> _AVAILABLE RECORDS_:
:::

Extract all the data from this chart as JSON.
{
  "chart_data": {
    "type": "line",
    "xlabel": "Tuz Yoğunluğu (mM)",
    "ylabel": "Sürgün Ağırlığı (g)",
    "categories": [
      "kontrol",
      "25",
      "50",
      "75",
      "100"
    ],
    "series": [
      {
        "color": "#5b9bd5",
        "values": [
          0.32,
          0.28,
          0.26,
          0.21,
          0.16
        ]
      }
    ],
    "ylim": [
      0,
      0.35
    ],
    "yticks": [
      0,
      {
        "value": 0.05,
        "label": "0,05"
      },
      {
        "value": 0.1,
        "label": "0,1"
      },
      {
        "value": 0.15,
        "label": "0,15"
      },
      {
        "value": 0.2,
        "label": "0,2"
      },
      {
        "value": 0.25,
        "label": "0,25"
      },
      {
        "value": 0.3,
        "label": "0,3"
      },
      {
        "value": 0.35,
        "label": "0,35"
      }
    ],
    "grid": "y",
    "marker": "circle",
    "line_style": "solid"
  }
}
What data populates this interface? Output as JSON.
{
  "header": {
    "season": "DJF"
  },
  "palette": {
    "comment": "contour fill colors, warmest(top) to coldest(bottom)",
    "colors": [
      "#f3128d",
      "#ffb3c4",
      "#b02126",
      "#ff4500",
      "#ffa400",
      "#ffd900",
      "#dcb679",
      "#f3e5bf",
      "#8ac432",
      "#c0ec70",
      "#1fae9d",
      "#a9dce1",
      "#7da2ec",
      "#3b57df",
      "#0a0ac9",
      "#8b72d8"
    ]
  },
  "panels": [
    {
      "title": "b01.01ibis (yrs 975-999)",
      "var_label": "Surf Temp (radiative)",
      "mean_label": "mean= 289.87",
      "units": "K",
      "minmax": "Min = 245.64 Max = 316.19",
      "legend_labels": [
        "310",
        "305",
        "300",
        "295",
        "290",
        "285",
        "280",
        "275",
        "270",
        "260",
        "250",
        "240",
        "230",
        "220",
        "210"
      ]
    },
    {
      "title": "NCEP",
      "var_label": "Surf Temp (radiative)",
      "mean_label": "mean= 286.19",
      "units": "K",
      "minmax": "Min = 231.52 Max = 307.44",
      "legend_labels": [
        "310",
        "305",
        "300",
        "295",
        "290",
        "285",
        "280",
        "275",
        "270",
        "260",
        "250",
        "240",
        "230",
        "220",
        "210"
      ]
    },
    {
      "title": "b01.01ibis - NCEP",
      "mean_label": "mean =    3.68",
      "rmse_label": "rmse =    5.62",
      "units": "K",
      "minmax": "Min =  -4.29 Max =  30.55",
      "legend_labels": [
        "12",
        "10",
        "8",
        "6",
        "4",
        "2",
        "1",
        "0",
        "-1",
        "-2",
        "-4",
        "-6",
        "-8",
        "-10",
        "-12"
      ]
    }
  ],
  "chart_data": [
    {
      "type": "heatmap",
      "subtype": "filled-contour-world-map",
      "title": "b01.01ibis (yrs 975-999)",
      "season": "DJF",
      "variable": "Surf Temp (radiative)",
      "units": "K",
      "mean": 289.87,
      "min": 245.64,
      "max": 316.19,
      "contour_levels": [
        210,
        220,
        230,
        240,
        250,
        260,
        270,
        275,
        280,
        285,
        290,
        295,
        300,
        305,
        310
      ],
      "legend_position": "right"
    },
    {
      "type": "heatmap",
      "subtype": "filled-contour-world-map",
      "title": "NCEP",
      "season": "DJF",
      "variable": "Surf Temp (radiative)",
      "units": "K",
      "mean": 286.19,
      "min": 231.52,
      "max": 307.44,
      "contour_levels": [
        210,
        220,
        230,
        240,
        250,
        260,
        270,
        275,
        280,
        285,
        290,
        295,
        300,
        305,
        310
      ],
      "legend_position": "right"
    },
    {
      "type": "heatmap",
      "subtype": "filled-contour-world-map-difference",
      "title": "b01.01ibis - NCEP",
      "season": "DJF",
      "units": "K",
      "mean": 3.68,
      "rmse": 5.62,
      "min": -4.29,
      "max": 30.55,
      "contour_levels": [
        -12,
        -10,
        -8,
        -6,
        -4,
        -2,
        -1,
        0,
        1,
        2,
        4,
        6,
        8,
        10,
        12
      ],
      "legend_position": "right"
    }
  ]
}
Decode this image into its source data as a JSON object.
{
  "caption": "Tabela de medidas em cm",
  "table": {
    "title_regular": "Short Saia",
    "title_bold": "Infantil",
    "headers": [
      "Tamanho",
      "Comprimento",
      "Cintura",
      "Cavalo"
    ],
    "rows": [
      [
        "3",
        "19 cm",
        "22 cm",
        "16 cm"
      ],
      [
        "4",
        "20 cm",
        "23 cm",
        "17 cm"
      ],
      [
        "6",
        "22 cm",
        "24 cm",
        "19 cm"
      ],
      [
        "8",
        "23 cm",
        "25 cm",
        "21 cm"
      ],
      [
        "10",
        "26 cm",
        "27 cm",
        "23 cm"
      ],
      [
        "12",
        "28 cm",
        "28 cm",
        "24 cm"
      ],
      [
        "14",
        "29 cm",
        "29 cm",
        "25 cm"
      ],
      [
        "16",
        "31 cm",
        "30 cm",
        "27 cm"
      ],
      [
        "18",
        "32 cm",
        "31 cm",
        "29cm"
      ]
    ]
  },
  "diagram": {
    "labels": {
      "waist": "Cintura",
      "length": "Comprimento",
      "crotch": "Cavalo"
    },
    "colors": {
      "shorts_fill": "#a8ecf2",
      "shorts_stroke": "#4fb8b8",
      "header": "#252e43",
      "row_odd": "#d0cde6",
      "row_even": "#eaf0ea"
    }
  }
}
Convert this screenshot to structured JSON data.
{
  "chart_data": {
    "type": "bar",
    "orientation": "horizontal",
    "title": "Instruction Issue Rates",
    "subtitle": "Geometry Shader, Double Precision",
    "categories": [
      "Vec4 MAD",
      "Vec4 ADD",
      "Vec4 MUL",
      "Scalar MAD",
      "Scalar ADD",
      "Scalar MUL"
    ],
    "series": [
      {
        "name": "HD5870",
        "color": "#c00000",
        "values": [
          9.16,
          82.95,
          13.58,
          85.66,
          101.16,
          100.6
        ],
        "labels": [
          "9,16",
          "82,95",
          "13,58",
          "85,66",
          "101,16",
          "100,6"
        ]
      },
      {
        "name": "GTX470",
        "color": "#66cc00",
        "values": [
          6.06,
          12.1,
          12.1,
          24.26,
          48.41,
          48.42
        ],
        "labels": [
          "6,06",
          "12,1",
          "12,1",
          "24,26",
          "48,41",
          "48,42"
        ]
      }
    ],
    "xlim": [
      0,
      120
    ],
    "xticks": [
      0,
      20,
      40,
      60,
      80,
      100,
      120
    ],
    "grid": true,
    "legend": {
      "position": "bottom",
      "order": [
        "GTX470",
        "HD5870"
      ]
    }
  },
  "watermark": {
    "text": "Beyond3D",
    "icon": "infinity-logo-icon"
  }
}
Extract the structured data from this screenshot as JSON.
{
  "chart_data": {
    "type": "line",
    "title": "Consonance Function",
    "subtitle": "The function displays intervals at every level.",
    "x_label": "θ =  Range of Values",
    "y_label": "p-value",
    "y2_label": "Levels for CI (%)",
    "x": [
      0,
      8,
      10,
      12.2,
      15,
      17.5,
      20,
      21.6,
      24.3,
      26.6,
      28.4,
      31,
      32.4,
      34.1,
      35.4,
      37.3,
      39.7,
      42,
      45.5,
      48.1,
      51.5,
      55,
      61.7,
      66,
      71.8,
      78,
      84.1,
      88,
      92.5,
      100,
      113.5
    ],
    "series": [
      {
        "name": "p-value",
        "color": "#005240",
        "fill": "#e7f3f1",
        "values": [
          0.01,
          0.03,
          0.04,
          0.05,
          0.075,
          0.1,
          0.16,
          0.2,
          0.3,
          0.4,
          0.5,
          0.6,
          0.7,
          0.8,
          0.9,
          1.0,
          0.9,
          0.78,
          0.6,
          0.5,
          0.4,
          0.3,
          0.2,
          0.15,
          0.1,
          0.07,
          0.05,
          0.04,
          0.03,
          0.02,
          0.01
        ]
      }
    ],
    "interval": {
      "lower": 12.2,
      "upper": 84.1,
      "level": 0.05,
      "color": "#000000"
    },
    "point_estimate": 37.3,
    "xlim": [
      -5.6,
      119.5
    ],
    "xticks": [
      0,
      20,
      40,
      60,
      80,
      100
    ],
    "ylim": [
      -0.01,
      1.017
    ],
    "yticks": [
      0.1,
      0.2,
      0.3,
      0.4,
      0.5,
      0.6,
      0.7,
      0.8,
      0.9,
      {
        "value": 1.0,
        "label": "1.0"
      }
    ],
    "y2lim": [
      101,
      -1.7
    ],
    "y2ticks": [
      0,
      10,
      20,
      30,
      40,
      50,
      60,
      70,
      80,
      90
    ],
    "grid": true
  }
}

:::

> _EXERCISE_: Find each line holding the word "name" and copy it.

> _FINISHED TASK_:
        "name": "HD5870",
        "name": "GTX470",
        "name": "p-value",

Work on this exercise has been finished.